Written exercise: In the material below, the lines containing the word "President" are required; copy each of them.

Records for the exercise:
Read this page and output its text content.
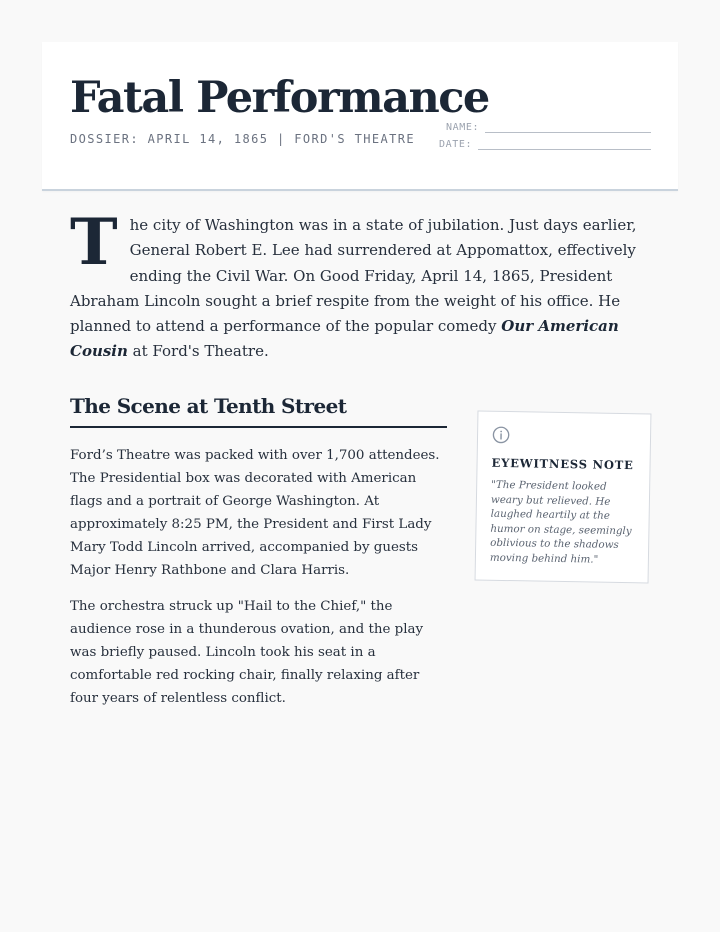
Fatal Performance
DOSSIER: APRIL 14, 1865 | FORD'S THEATRE
NAME:
DATE:

The city of Washington was in a state of jubilation. Just days earlier, General Robert E. Lee had surrendered at Appomattox, effectively ending the Civil War. On Good Friday, April 14, 1865, President Abraham Lincoln sought a brief respite from the weight of his office. He planned to attend a performance of the popular comedy Our American Cousin at Ford's Theatre.

The Scene at Tenth Street

Ford’s Theatre was packed with over 1,700 attendees. The Presidential box was decorated with American flags and a portrait of George Washington. At approximately 8:25 PM, the President and First Lady Mary Todd Lincoln arrived, accompanied by guests Major Henry Rathbone and Clara Harris.

The orchestra struck up "Hail to the Chief," the audience rose in a thunderous ovation, and the play was briefly paused. Lincoln took his seat in a comfortable red rocking chair, finally relaxing after four years of relentless conflict.

EYEWITNESS NOTE
"The President looked weary but relieved. He laughed heartily at the humor on stage, seemingly oblivious to the shadows moving behind him."
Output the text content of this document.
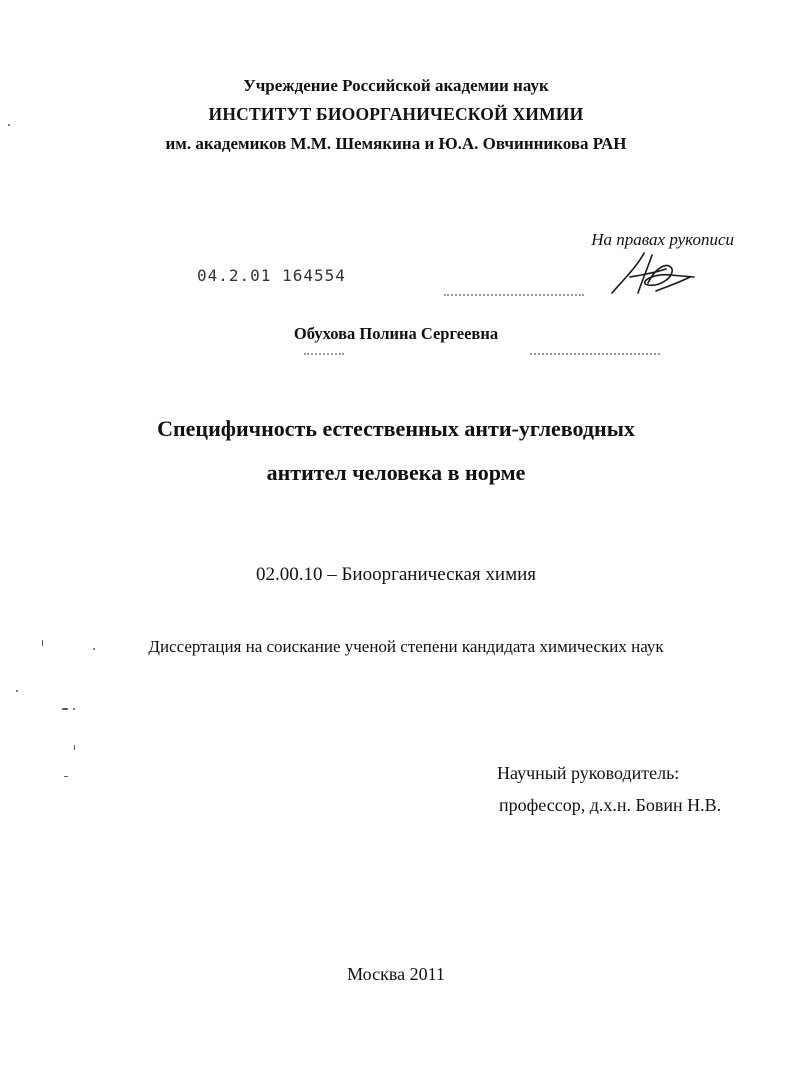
Учреждение Российской академии наук
ИНСТИТУТ БИООРГАНИЧЕСКОЙ ХИМИИ
им. академиков М.М. Шемякина и Ю.А. Овчинникова РАН
На правах рукописи
04.2.01 164554
Обухова Полина Сергеевна
Специфичность естественных анти-углеводных
антител человека в норме
02.00.10 – Биоорганическая химия
Диссертация на соискание ученой степени кандидата химических наук
Научный руководитель:
профессор, д.х.н. Бовин Н.В.
Москва 2011
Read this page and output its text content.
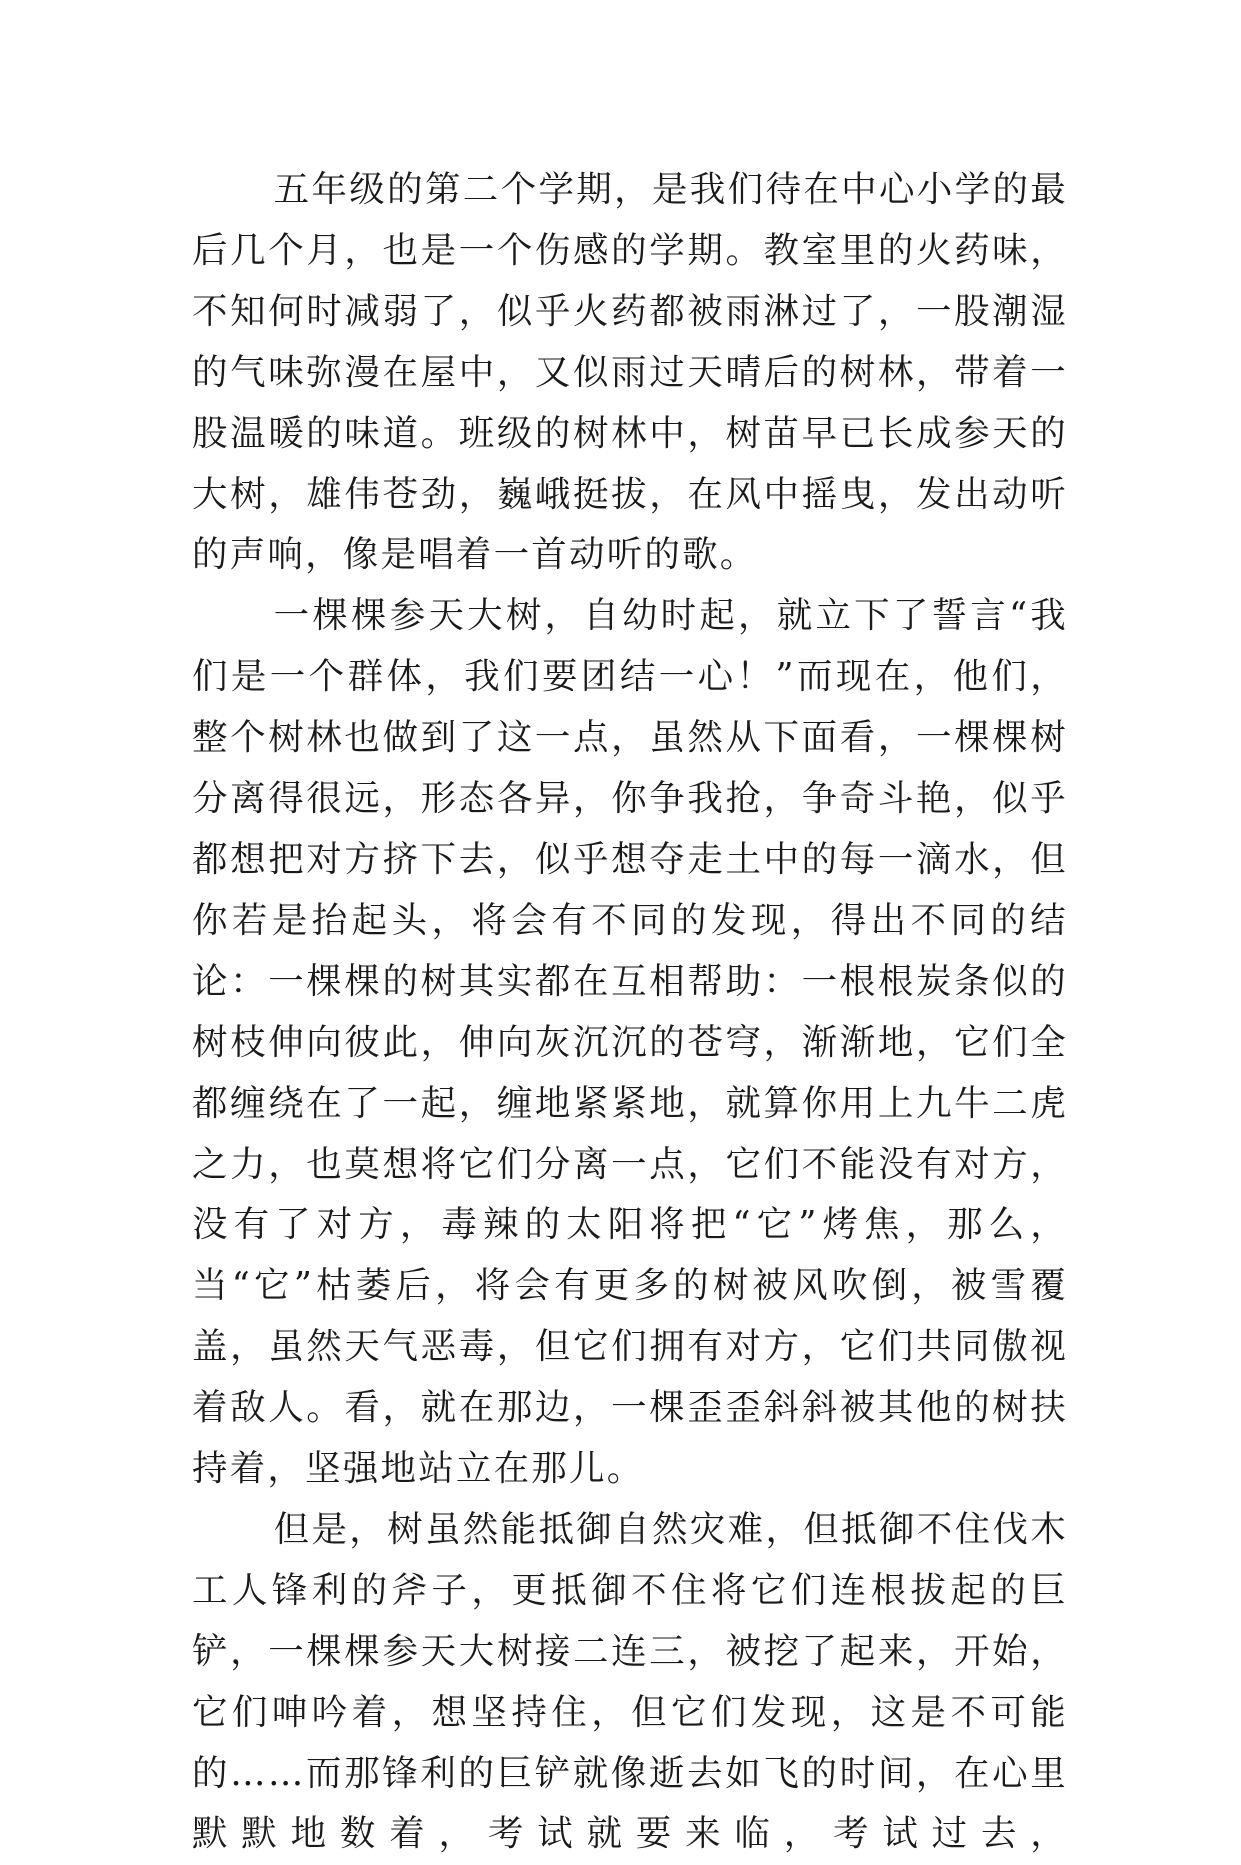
五年级的第二个学期，是我们待在中心小学的最后几个月，也是一个伤感的学期。教室里的火药味，不知何时减弱了，似乎火药都被雨淋过了，一股潮湿的气味弥漫在屋中，又似雨过天晴后的树林，带着一股温暖的味道。班级的树林中，树苗早已长成参天的大树，雄伟苍劲，巍峨挺拔，在风中摇曳，发出动听的声响，像是唱着一首动听的歌。

一棵棵参天大树，自幼时起，就立下了誓言“我们是一个群体，我们要团结一心！”而现在，他们，整个树林也做到了这一点，虽然从下面看，一棵棵树分离得很远，形态各异，你争我抢，争奇斗艳，似乎都想把对方挤下去，似乎想夺走土中的每一滴水，但你若是抬起头，将会有不同的发现，得出不同的结论：一棵棵的树其实都在互相帮助：一根根炭条似的树枝伸向彼此，伸向灰沉沉的苍穹，渐渐地，它们全都缠绕在了一起，缠地紧紧地，就算你用上九牛二虎之力，也莫想将它们分离一点，它们不能没有对方，没有了对方，毒辣的太阳将把“它”烤焦，那么，当“它”枯萎后，将会有更多的树被风吹倒，被雪覆盖，虽然天气恶毒，但它们拥有对方，它们共同傲视着敌人。看，就在那边，一棵歪歪斜斜被其他的树扶持着，坚强地站立在那儿。

但是，树虽然能抵御自然灾难，但抵御不住伐木工人锋利的斧子，更抵御不住将它们连根拔起的巨铲，一棵棵参天大树接二连三，被挖了起来，开始，它们呻吟着，想坚持住，但它们发现，这是不可能的……而那锋利的巨铲就像逝去如飞的时间，在心里默默地数着，考试就要来临，考试过去，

Finished exercise:
The city of Washington was in a state of jubilation. Just days earlier, General Robert E. Lee had surrendered at Appomattox, effectively ending the Civil War. On Good Friday, April 14, 1865, President Abraham Lincoln sought a brief respite from the weight of his office. He planned to attend a performance of the popular comedy Our American Cousin at Ford's Theatre.
Ford’s Theatre was packed with over 1,700 attendees. The Presidential box was decorated with American flags and a portrait of George Washington. At approximately 8:25 PM, the President and First Lady Mary Todd Lincoln arrived, accompanied by guests Major Henry Rathbone and Clara Harris.
"The President looked weary but relieved. He laughed heartily at the humor on stage, seemingly oblivious to the shadows moving behind him."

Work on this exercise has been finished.